■ Extracted records ■
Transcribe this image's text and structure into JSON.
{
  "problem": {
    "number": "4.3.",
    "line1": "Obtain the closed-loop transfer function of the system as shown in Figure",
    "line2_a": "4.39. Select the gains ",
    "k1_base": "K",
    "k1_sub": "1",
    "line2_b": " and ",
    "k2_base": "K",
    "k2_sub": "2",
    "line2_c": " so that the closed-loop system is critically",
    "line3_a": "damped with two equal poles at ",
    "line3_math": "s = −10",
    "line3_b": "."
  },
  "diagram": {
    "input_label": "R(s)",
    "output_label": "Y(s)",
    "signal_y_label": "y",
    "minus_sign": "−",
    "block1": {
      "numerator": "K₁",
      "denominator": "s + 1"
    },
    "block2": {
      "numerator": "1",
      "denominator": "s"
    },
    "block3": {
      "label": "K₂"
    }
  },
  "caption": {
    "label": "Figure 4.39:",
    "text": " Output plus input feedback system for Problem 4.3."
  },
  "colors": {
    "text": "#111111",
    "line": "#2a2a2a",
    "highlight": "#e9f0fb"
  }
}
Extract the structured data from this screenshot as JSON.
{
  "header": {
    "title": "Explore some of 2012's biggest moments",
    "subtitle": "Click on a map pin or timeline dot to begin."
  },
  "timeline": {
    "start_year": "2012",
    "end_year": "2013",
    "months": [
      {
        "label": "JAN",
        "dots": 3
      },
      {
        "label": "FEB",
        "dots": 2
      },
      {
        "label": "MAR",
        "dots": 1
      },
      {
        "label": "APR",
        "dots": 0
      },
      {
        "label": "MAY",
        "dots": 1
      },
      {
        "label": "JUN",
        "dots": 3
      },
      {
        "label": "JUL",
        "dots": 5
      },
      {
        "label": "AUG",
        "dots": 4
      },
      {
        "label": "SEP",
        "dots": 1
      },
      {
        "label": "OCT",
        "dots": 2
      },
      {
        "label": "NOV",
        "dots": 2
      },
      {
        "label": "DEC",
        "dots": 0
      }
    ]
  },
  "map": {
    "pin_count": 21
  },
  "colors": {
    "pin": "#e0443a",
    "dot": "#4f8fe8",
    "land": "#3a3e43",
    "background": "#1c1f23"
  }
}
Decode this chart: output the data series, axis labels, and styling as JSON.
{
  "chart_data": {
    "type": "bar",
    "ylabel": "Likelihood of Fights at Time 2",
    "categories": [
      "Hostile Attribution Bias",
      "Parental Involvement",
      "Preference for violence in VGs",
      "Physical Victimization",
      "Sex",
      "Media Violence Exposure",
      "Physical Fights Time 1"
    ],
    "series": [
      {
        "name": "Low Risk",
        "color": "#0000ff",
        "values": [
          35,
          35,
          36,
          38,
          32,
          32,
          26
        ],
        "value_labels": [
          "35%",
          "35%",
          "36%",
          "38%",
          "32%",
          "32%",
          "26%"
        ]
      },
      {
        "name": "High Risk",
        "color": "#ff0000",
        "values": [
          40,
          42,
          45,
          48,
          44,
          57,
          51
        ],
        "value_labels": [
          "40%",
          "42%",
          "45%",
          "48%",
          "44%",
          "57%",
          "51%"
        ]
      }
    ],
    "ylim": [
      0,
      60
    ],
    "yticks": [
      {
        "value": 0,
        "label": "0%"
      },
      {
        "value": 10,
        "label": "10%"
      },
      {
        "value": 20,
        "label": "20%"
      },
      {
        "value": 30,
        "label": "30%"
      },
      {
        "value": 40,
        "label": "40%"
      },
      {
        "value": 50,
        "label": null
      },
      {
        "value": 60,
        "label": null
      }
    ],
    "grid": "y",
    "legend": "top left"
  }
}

■ Instruction ■
Pull out all lines in the data above that include "Figure".

■ Output ■
    "line1": "Obtain the closed-loop transfer function of the system as shown in Figure",
    "label": "Figure 4.39:",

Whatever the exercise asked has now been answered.